# Extract provided
☆ ☆ ☆ ☆ ☆ ☆ ☆

We made it! We are in Indiana for a month. Been spending some quality time with family and friends. With our new abode, we are busy continuing to feather the nest.

It’s funny, as the temperature has been in the 90’s, cooling down to the low 70’s at night. Locals are complaining about the heat. When we talk to our AZ friends, the temperatures are in triple digits, and they are lucky if it gets to the mid 80’s at night. While they say it is a dry heat, don’t buy it, it’s still damn hot. Add some humidity and it would be even worse. During AZ summers it seems like the AC never shuts off.

Major league baseball is rapidly approaching the trade deadline, the annual auction of good players to teams who want to take a shot at winning it all. It can be exciting, but also frustrating for those teams and fans parting with good players. I suspect my beloved Cubs will be awful in the last half of the year.

I’m likely to take a week or two off. Writing is going to take a back seat to enjoying time with the family.

Quote of the Week


Games“You’ve got this life and while you’ve got it, you’d better kiss like you only have one moment, try to hold someone’s hand like you will never get another chance to, look into people’s eyes like they’re the last you’ll ever see, watch someone sleeping like there’s no time left, jump if you feel like jumping, run if you feel like running, play music in your head when there is none, and eat cake like it’s the only one left in the world!” — C. Joy Bell

And Finally…

Lifelong friend Tom G. shares some thoughts on aging:

  • Talk to yourself. There are times you need expert advice.

☆ ☆ ☆ ☆ ☆ ☆ ☆

# What you have to do
Pick up the blog post about summering in Indiana after its last line and continue it.

(Data entries)

☆ ☆ ☆ ☆ ☆ ☆ ☆

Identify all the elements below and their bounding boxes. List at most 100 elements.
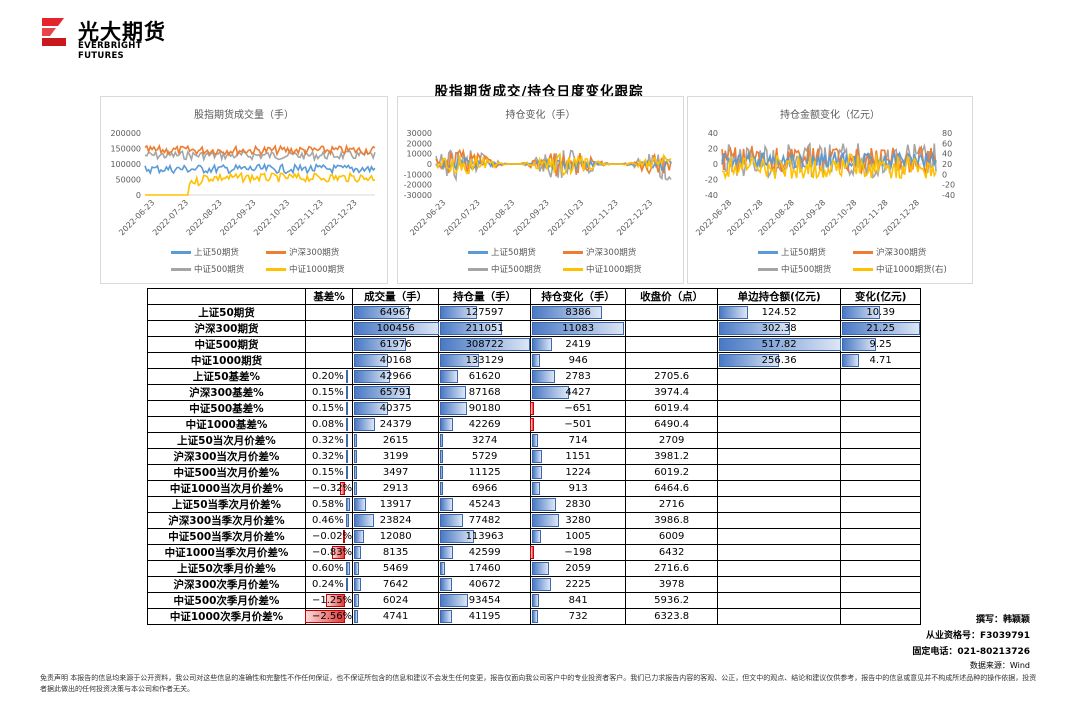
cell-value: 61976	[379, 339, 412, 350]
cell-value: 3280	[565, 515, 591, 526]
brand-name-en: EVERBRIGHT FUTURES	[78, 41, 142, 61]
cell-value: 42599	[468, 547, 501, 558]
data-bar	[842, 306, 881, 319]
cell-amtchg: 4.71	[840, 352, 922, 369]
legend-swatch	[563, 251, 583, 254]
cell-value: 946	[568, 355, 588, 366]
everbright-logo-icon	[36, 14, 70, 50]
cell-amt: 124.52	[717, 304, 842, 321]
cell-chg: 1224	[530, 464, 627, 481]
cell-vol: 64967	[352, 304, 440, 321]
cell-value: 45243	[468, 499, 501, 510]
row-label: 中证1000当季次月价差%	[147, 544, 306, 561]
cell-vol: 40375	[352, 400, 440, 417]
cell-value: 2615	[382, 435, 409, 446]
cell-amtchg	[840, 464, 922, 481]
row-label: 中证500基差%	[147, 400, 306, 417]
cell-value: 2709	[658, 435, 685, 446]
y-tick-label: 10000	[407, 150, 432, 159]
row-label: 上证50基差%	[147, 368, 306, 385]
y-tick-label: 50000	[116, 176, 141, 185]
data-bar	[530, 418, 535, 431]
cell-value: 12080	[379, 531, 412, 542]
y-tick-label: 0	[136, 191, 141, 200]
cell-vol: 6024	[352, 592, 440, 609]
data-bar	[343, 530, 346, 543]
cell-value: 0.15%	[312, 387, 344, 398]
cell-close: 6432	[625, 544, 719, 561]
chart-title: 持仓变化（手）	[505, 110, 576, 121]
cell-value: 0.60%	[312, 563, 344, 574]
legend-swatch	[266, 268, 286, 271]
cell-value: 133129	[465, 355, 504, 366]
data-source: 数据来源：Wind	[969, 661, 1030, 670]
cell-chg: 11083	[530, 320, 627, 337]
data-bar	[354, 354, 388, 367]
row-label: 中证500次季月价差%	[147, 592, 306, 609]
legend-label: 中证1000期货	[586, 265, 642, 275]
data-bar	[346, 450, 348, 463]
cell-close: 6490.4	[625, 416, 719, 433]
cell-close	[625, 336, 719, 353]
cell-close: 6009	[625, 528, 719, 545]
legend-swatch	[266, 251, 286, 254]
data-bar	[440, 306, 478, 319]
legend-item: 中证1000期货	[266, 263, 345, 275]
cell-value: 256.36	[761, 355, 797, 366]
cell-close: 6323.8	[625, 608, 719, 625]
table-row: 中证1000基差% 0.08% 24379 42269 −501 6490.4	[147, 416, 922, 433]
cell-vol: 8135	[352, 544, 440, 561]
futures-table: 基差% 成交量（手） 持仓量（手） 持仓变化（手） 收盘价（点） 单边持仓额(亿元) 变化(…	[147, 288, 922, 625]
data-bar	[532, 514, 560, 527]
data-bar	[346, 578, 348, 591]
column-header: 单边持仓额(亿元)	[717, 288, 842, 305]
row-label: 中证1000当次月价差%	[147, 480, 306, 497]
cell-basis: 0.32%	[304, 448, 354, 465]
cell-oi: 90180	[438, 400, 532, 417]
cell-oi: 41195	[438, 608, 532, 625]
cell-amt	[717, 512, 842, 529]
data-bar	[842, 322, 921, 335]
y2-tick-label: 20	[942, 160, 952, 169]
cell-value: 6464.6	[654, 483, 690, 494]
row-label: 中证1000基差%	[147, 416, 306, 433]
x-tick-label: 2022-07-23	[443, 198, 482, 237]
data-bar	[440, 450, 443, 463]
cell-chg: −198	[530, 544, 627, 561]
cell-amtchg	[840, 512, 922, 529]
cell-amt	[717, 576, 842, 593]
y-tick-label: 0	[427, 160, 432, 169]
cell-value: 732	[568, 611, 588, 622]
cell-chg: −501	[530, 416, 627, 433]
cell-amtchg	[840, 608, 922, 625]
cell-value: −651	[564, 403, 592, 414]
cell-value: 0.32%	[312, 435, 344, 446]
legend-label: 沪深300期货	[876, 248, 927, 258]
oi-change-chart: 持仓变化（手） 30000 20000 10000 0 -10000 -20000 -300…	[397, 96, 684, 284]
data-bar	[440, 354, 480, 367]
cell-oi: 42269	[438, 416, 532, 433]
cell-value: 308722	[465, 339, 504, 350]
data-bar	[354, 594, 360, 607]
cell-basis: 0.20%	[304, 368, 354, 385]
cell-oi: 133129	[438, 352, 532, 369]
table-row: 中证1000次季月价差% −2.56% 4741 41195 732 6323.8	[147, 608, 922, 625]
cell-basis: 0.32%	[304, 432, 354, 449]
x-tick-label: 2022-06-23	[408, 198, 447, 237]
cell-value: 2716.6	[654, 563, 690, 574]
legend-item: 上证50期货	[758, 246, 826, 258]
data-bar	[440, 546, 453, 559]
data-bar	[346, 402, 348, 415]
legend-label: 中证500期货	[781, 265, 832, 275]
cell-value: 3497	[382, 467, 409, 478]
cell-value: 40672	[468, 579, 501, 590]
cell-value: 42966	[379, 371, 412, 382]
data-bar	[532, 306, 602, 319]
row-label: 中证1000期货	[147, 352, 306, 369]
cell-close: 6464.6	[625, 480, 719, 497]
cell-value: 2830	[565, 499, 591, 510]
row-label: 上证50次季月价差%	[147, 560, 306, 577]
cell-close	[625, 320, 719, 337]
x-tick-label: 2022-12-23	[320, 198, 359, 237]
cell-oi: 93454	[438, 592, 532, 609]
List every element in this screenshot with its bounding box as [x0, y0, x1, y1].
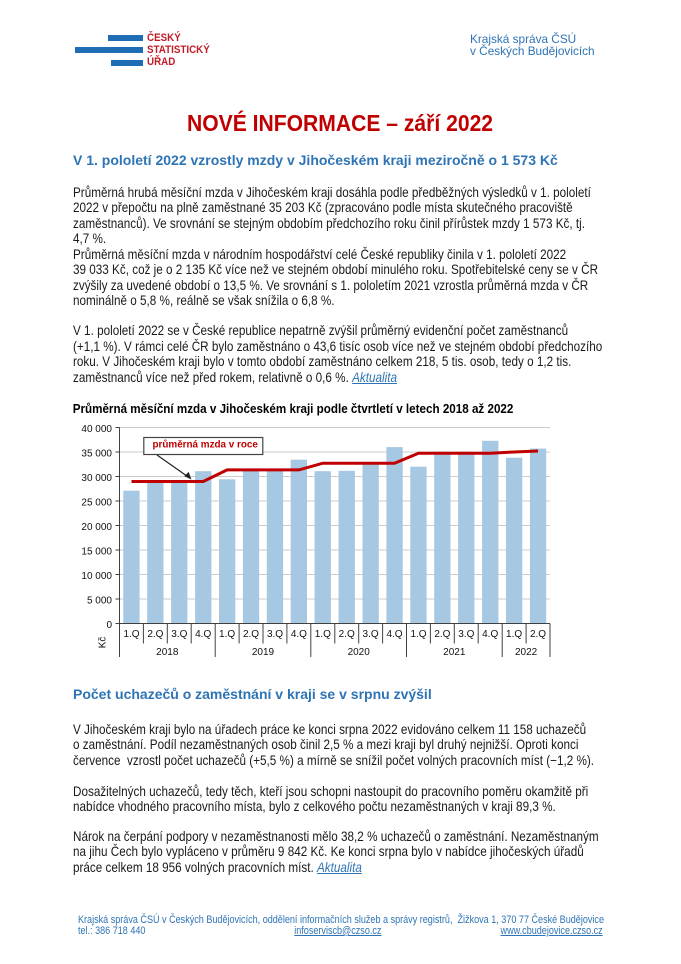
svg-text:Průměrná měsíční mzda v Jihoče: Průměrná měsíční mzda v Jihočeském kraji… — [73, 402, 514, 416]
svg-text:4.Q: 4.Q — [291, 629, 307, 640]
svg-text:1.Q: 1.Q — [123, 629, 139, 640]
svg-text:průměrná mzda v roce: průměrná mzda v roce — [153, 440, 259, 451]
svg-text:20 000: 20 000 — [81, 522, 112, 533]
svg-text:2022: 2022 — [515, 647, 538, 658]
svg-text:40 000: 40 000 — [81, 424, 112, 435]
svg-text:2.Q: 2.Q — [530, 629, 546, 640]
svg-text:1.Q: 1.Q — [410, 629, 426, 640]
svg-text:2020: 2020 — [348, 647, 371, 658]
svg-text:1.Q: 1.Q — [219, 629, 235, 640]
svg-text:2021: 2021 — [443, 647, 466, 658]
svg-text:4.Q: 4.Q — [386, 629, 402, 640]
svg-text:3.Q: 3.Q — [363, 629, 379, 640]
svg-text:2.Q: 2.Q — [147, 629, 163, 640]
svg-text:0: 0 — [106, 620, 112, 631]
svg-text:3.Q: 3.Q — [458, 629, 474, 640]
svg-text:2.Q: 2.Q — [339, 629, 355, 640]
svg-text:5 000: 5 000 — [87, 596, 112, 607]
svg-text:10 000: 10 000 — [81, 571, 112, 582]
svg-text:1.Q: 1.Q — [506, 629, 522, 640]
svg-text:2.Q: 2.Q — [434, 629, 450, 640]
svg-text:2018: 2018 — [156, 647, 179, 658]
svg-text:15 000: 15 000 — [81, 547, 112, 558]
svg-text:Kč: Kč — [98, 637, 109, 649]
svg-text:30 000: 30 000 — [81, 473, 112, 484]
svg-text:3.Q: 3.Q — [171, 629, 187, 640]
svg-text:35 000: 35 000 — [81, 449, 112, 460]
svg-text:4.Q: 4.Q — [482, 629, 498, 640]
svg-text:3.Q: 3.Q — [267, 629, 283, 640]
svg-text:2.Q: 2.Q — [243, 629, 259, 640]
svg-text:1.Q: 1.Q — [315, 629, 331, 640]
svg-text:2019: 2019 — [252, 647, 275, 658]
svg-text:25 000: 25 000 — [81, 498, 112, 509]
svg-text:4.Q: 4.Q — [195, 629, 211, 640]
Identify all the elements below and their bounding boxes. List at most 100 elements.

☆ ☆ ☆ ☆ ☆ ☆ ☆

# Output below
  • “In Style” are the clothes that still fit.
  • Your people skills are just fine. It’s your tolerance for idiots that needs work.
  • The biggest lie you tell yourself is, “I don’t need to write that down. I’ll remember it.”
  • “On time” is when you get there.
  • Even duct tape can’t fix stupid – but it sure does muffle the sound.
  • It would be wonderful if we could put ourselves in the dryer for ten minutes, then come out wrinkle-free…and three sizes smaller.
  • Have you noticed people your age appear so much older than you?
  • One for the road” means peeing before you leave the house.

And my favorite:

  • You still haven’t learned to act your age and hope you never will.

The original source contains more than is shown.